- [What is needed]: Show every line containing "heading" by copying it.

>> start Supplied material

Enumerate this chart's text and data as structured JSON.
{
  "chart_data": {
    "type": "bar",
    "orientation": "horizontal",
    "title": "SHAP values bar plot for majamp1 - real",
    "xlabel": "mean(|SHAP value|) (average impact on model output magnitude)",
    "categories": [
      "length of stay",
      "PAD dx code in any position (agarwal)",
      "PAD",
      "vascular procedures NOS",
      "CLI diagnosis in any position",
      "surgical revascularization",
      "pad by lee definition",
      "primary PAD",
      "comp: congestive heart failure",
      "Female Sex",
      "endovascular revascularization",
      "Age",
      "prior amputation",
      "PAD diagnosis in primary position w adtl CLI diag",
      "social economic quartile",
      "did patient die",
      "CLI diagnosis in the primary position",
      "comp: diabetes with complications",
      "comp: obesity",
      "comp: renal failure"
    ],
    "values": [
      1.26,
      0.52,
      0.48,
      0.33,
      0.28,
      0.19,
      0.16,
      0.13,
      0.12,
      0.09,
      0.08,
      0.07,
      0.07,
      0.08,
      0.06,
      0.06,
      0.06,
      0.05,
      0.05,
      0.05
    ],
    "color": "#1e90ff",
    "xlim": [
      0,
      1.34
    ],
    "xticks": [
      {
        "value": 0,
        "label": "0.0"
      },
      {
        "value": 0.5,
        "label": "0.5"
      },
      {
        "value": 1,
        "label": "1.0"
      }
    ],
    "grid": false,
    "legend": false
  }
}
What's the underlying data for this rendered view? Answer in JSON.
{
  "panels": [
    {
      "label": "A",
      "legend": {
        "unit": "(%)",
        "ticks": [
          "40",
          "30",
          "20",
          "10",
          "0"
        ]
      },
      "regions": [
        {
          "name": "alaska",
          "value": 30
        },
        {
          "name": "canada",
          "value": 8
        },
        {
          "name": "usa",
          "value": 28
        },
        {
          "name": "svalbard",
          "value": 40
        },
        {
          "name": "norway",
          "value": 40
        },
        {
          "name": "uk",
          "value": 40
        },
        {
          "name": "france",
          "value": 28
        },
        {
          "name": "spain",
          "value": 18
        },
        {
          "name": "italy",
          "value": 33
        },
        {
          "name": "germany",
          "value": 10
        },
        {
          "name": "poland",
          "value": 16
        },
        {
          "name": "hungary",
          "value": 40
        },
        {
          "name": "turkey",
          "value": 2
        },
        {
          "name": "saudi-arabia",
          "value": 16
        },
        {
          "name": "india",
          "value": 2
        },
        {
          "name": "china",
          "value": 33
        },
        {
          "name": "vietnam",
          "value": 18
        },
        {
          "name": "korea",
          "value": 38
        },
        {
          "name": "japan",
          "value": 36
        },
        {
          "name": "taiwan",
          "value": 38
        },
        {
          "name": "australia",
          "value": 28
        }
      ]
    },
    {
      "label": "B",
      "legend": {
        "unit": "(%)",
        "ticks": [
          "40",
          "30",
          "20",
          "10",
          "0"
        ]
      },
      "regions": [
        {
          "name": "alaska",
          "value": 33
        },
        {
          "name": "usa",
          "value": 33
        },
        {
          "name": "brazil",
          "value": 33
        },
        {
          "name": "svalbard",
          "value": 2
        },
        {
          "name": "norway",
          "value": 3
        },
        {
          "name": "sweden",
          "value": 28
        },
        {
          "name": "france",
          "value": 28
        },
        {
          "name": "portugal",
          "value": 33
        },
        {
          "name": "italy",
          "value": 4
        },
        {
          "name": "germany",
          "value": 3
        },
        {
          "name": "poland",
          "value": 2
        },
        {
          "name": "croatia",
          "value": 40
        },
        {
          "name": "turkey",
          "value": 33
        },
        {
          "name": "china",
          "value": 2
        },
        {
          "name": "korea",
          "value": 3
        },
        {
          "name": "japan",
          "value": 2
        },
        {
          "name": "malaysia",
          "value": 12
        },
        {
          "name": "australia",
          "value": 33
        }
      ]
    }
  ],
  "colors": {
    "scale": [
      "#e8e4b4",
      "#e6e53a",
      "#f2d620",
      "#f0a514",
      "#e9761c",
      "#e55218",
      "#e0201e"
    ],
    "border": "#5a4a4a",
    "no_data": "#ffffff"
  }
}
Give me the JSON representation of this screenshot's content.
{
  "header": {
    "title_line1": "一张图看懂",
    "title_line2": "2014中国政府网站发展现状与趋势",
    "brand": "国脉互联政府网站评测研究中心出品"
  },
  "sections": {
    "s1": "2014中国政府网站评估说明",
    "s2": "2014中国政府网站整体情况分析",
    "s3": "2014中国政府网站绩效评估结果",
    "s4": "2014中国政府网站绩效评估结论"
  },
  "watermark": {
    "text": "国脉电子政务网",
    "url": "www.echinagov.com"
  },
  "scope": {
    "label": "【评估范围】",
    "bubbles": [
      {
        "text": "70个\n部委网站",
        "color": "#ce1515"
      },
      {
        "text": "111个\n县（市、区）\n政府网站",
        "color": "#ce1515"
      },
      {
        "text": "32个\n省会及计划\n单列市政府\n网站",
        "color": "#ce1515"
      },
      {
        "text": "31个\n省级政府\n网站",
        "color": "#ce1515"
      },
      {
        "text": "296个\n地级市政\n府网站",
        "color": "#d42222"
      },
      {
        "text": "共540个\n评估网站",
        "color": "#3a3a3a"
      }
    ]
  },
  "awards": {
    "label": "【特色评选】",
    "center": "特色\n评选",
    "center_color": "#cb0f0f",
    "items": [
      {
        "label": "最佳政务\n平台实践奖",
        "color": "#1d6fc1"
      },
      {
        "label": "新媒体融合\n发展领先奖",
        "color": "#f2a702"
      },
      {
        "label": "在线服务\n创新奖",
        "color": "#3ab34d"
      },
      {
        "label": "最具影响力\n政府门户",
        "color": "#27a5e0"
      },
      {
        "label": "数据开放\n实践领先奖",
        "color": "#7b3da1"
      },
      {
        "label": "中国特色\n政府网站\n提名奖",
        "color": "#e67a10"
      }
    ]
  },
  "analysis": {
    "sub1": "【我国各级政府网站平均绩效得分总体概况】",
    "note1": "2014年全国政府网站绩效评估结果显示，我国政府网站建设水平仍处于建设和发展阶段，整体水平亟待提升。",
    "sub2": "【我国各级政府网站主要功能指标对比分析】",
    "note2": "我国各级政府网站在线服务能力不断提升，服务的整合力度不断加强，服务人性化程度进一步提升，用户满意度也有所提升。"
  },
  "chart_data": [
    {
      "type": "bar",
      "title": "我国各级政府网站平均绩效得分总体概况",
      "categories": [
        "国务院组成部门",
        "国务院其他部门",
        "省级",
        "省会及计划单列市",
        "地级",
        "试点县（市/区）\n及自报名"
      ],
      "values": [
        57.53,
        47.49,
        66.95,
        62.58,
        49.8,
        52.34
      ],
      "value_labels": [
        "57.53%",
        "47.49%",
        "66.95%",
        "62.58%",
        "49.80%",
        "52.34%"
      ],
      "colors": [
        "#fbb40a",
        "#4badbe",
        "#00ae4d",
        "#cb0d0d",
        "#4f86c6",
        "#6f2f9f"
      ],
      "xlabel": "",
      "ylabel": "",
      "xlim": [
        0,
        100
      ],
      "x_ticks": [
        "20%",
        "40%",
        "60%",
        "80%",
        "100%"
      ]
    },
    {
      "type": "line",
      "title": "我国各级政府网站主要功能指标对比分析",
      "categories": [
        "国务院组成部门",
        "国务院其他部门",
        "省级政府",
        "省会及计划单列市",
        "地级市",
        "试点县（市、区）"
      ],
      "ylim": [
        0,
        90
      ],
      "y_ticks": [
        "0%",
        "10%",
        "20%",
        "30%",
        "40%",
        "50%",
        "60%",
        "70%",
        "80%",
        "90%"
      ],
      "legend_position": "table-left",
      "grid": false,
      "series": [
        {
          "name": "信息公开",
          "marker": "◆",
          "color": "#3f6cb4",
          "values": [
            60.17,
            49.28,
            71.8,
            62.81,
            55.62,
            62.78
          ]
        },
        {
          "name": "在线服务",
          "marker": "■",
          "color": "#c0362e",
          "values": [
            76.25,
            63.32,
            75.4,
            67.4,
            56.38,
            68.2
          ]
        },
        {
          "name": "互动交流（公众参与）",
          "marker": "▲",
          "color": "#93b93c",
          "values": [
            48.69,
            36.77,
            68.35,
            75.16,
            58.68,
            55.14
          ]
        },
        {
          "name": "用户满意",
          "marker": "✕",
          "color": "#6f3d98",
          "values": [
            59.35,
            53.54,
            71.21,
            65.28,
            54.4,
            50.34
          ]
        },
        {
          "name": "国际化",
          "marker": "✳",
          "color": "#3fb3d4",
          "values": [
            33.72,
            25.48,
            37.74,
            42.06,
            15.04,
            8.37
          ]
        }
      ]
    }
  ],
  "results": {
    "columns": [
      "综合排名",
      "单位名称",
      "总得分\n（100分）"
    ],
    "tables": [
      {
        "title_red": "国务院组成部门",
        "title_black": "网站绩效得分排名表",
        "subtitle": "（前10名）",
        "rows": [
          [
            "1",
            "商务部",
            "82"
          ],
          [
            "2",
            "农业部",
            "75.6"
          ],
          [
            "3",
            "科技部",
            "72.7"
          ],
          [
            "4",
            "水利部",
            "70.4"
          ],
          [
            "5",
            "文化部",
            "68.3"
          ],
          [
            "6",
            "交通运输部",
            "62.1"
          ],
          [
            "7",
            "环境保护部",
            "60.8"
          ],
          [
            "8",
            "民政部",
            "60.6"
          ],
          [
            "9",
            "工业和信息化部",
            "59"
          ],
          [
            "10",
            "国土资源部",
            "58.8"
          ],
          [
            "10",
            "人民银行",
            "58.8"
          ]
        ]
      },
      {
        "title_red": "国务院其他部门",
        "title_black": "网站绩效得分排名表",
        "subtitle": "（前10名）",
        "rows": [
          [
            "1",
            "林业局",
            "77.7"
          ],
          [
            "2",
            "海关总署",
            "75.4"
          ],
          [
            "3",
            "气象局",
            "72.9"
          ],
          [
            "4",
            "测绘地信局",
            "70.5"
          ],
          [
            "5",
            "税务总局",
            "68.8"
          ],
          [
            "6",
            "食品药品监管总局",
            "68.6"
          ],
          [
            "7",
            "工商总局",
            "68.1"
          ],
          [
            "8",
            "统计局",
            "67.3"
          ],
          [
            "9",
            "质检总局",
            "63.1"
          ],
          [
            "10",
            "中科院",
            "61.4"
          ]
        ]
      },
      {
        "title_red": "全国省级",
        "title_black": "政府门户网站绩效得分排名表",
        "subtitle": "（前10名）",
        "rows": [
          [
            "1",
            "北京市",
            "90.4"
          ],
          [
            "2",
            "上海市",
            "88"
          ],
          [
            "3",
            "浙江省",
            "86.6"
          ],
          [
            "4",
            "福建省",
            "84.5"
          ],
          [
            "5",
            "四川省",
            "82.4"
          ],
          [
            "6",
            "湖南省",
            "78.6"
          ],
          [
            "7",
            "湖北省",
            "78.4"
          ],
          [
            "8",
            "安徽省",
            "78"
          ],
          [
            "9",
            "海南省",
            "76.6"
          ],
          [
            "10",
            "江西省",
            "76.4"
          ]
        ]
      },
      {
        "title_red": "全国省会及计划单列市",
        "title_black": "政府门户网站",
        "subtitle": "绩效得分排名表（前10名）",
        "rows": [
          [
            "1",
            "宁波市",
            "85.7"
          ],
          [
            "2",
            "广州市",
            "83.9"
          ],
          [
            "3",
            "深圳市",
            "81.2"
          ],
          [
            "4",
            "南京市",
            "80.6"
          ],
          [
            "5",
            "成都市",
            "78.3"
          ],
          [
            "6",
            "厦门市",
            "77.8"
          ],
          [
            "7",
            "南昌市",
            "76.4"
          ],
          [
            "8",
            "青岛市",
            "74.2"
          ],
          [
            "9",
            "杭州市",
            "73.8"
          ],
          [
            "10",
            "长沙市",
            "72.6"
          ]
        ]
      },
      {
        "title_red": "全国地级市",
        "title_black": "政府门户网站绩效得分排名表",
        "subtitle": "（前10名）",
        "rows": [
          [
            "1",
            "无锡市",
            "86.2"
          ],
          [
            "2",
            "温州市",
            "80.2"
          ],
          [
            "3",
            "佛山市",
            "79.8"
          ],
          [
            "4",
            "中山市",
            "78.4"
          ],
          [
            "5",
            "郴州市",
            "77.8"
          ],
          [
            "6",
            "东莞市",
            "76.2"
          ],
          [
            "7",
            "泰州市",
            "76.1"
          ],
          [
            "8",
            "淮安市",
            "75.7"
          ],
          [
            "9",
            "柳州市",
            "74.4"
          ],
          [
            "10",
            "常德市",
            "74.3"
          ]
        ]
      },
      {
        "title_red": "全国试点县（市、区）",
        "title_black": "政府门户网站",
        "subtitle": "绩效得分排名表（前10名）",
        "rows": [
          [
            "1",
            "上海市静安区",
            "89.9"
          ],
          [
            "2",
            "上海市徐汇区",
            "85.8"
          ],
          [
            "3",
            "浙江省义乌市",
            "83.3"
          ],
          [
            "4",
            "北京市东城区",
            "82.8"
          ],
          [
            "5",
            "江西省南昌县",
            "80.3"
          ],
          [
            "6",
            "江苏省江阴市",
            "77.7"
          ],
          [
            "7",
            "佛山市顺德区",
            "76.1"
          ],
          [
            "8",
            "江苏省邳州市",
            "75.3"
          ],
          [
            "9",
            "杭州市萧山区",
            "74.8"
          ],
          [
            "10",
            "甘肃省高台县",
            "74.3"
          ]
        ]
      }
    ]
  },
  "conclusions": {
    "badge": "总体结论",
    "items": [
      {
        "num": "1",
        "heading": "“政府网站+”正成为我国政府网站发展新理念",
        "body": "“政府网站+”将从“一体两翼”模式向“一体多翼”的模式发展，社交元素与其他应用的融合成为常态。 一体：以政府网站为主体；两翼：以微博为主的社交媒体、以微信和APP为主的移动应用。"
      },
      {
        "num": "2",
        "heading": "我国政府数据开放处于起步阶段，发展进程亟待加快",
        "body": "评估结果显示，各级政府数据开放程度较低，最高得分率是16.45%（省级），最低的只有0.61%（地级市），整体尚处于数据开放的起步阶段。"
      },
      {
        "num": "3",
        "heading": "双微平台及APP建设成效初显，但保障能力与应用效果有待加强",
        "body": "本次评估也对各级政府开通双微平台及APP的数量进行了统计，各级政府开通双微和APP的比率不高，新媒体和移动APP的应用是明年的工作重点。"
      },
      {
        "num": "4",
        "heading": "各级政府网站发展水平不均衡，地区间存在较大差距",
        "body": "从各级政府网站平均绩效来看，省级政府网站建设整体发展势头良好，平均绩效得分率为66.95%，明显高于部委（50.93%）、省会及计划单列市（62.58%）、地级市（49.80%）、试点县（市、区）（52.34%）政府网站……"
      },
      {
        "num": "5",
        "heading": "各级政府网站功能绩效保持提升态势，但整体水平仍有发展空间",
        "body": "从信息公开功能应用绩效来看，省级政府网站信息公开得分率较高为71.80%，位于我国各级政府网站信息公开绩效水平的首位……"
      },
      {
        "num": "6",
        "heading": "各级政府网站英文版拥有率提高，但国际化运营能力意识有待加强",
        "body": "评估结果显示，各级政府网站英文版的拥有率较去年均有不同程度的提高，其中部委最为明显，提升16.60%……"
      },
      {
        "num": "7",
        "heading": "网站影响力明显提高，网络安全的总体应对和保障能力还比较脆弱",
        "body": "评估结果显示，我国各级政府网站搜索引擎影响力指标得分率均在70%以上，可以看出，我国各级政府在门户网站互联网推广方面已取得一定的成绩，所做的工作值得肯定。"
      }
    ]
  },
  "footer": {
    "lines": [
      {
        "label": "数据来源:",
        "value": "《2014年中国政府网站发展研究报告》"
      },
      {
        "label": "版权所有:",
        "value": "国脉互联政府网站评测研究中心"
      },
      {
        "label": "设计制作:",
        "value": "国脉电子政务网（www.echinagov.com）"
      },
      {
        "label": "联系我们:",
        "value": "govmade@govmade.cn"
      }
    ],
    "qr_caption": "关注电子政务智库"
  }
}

>> end Supplied material

- [The output]:
        "heading": "“政府网站+”正成为我国政府网站发展新理念",
        "heading": "我国政府数据开放处于起步阶段，发展进程亟待加快",
        "heading": "双微平台及APP建设成效初显，但保障能力与应用效果有待加强",
        "heading": "各级政府网站发展水平不均衡，地区间存在较大差距",
        "heading": "各级政府网站功能绩效保持提升态势，但整体水平仍有发展空间",
        "heading": "各级政府网站英文版拥有率提高，但国际化运营能力意识有待加强",
        "heading": "网站影响力明显提高，网络安全的总体应对和保障能力还比较脆弱",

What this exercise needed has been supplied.